▸ DESCRIPTION OF THE TASK: Find and copy lines holding "Cold".

▸ Excerpts from a figure dataset:
──────────────────────────────

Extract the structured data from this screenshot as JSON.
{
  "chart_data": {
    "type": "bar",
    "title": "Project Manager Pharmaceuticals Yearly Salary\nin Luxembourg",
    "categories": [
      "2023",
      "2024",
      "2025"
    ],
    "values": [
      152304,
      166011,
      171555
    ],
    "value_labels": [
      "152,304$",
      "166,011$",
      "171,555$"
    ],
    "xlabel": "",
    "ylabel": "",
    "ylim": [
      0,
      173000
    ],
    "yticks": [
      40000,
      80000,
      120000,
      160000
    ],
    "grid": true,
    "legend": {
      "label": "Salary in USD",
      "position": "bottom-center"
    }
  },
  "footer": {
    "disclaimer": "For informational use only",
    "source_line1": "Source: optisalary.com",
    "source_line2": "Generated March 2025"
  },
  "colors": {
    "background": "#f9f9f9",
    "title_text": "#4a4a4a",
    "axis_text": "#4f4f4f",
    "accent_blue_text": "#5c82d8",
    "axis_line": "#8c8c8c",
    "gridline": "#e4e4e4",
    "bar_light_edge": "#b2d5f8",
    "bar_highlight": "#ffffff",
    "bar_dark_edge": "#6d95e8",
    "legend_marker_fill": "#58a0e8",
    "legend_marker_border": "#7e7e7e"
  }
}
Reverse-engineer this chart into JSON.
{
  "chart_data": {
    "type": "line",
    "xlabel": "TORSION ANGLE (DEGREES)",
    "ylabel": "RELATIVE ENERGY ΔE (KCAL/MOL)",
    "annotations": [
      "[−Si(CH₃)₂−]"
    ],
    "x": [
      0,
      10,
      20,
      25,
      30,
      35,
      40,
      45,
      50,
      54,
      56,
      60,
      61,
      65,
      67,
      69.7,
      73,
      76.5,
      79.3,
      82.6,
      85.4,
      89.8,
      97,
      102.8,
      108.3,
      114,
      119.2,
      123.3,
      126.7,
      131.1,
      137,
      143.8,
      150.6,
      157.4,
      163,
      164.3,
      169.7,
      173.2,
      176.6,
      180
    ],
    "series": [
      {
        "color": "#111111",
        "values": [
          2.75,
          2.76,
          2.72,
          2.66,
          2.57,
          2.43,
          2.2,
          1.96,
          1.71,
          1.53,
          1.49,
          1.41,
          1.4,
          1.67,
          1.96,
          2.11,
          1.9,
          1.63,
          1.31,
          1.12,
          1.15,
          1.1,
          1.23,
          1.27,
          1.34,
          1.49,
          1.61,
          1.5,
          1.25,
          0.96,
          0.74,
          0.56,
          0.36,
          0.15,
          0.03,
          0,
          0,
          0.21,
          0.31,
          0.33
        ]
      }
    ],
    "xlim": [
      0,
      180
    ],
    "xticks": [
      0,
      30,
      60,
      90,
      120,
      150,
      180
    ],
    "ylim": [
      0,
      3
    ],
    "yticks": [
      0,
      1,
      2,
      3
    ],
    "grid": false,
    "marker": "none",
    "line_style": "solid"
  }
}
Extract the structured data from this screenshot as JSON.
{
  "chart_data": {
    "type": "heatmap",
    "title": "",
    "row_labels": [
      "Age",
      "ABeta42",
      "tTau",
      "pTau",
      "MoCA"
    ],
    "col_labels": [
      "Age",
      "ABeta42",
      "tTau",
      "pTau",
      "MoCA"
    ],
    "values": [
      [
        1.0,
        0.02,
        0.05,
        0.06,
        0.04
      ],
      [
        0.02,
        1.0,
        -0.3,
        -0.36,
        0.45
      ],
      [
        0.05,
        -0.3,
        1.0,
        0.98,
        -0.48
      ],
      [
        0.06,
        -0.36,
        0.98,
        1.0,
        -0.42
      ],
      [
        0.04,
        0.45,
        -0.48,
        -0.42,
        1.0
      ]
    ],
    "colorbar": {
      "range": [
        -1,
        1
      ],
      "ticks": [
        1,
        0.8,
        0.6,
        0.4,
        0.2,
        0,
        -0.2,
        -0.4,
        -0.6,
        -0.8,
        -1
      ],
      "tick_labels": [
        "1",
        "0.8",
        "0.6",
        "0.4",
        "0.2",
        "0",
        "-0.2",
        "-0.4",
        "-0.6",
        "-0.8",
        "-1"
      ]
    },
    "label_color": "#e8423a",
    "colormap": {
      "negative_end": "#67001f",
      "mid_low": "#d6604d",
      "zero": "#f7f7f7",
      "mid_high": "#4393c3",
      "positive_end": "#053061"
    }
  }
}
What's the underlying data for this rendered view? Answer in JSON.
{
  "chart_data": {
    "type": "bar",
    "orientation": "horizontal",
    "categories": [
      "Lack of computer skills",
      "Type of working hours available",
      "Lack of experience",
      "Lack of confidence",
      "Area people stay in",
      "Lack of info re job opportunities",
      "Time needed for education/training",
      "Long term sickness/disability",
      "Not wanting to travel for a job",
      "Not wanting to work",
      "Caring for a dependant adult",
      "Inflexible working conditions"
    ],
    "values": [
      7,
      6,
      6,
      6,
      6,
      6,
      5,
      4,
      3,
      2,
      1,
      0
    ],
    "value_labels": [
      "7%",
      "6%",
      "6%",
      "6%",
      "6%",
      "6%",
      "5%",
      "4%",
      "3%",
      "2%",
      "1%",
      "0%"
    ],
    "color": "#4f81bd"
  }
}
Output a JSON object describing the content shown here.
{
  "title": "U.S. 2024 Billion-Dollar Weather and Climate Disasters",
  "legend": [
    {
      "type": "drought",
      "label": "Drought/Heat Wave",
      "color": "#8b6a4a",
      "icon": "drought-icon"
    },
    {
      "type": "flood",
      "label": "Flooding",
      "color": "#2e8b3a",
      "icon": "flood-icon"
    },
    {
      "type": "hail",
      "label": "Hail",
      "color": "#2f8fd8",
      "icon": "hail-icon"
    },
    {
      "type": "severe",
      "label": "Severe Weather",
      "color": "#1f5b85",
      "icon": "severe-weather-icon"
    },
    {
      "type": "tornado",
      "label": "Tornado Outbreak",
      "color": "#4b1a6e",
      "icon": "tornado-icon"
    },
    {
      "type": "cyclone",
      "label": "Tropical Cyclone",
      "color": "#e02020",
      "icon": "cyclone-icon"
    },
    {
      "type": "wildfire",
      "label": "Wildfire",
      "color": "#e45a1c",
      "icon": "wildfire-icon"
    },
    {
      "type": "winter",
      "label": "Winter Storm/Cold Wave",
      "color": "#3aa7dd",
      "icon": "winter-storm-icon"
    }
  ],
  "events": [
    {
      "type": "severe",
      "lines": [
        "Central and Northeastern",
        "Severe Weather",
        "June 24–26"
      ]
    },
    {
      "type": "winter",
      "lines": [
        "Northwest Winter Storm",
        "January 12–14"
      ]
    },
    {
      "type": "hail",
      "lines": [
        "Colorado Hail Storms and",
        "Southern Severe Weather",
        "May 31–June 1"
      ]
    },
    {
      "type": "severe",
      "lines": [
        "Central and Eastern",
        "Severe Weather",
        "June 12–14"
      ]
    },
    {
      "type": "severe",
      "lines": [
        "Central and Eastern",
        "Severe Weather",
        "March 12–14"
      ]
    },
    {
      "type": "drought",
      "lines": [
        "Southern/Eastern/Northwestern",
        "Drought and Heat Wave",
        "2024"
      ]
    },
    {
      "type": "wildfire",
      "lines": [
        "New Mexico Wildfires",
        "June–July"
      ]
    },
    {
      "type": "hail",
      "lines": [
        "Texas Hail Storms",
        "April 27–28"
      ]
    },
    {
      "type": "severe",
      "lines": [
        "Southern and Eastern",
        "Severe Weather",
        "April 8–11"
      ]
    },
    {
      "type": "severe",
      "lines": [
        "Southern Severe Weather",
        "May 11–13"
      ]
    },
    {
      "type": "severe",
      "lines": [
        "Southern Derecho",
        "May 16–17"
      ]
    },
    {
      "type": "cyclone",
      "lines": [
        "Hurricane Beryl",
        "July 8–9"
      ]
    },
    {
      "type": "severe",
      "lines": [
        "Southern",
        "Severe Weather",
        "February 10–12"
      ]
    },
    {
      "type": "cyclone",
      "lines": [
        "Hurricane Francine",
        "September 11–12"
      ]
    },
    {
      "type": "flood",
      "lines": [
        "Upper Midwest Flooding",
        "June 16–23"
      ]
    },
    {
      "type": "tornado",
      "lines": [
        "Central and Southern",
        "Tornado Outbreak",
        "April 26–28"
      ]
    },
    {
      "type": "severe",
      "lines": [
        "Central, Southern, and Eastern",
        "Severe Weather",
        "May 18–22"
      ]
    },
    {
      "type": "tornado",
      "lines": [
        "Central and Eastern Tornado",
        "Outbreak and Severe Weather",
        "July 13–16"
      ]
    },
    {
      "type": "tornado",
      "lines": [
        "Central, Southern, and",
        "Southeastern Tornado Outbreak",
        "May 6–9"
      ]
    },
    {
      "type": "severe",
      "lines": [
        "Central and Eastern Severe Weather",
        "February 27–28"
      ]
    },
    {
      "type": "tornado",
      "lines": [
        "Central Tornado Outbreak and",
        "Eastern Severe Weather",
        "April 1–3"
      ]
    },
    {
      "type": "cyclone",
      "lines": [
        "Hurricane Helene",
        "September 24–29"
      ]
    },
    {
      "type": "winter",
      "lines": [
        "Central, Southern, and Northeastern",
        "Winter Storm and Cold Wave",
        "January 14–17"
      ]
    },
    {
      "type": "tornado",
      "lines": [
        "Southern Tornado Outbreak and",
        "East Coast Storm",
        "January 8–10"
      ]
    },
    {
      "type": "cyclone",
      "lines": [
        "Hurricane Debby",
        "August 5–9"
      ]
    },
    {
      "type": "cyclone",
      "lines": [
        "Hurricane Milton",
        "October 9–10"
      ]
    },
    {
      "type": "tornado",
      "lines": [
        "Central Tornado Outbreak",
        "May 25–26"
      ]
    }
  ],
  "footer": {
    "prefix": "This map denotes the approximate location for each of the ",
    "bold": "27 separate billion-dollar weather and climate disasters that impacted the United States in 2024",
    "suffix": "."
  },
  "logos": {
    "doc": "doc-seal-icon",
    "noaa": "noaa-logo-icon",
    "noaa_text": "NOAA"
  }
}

──────────────────────────────

▸ REPLY:
      "label": "Winter Storm/Cold Wave",
        "Winter Storm and Cold Wave",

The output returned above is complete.